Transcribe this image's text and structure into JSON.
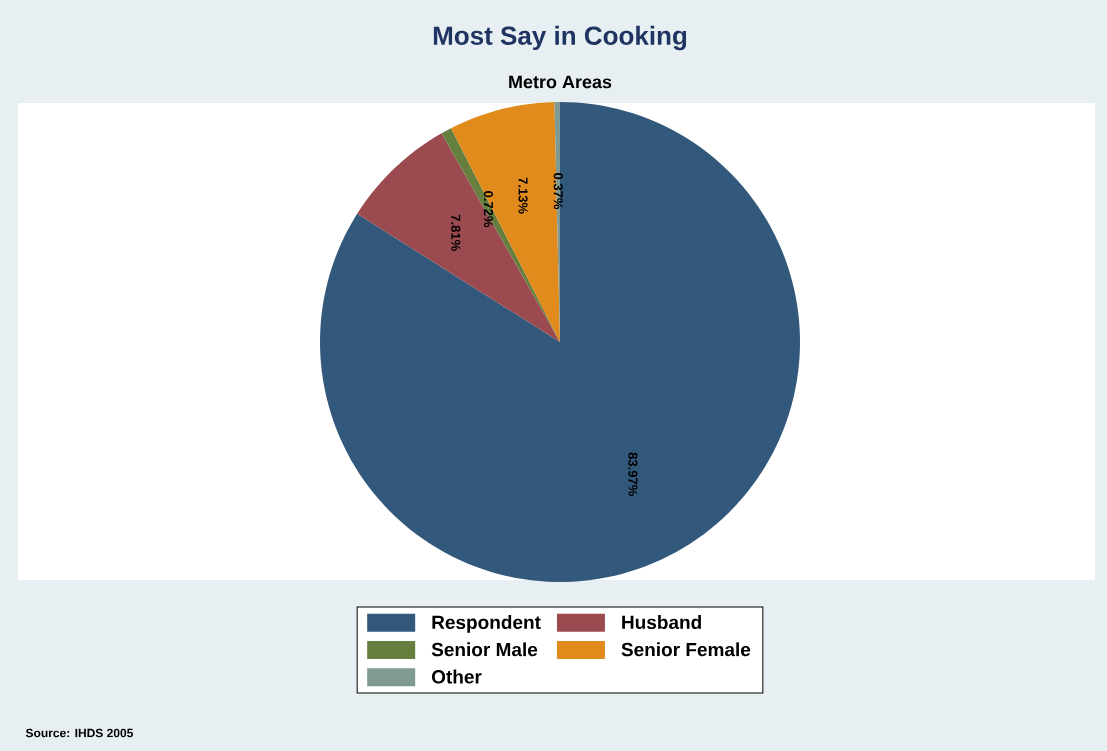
{
  "chart_data": {
    "type": "pie",
    "title": "Most Say in Cooking",
    "subtitle": "Metro Areas",
    "categories": [
      "Respondent",
      "Husband",
      "Senior Male",
      "Senior Female",
      "Other"
    ],
    "values": [
      83.97,
      7.81,
      0.72,
      7.13,
      0.37
    ],
    "value_labels": [
      "83.97%",
      "7.81%",
      "0.72%",
      "7.13%",
      "0.37%"
    ],
    "colors": [
      "#32587b",
      "#9b4a50",
      "#677f3e",
      "#e28b1d",
      "#7f9a92"
    ],
    "legend": "bottom",
    "annotations": [
      "Source: IHDS 2005"
    ]
  }
}
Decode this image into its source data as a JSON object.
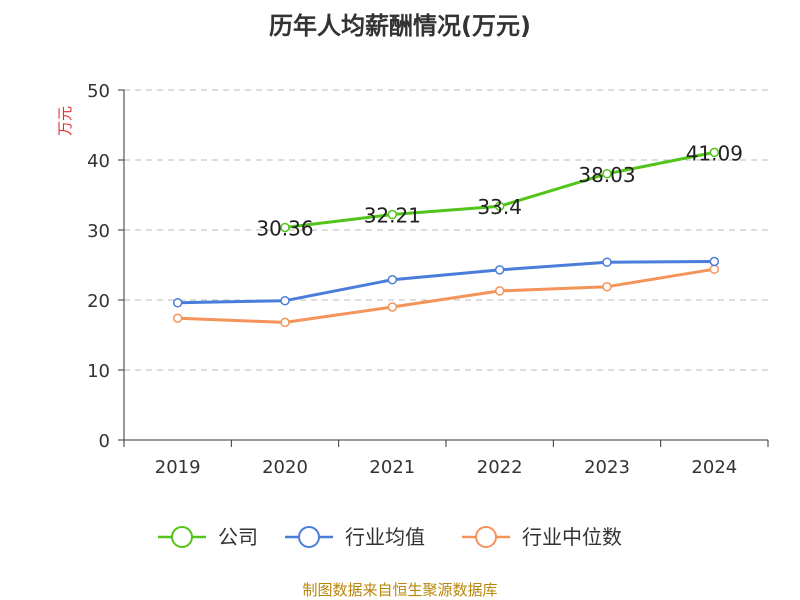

> [Exercise]
Write out each entry exactly as given, but skip the pictures.

> [Answer for the task]
Transcribe this image's text and structure into JSON.
{
  "chart_data": {
    "type": "pie",
    "title": "Most Say in Cooking",
    "subtitle": "Metro Areas",
    "categories": [
      "Respondent",
      "Husband",
      "Senior Male",
      "Senior Female",
      "Other"
    ],
    "values": [
      83.97,
      7.81,
      0.72,
      7.13,
      0.37
    ],
    "value_labels": [
      "83.97%",
      "7.81%",
      "0.72%",
      "7.13%",
      "0.37%"
    ],
    "colors": [
      "#32587b",
      "#9b4a50",
      "#677f3e",
      "#e28b1d",
      "#7f9a92"
    ],
    "legend": "bottom",
    "annotations": [
      "Source: IHDS 2005"
    ]
  }
}
Decode this image into its source data as a JSON object.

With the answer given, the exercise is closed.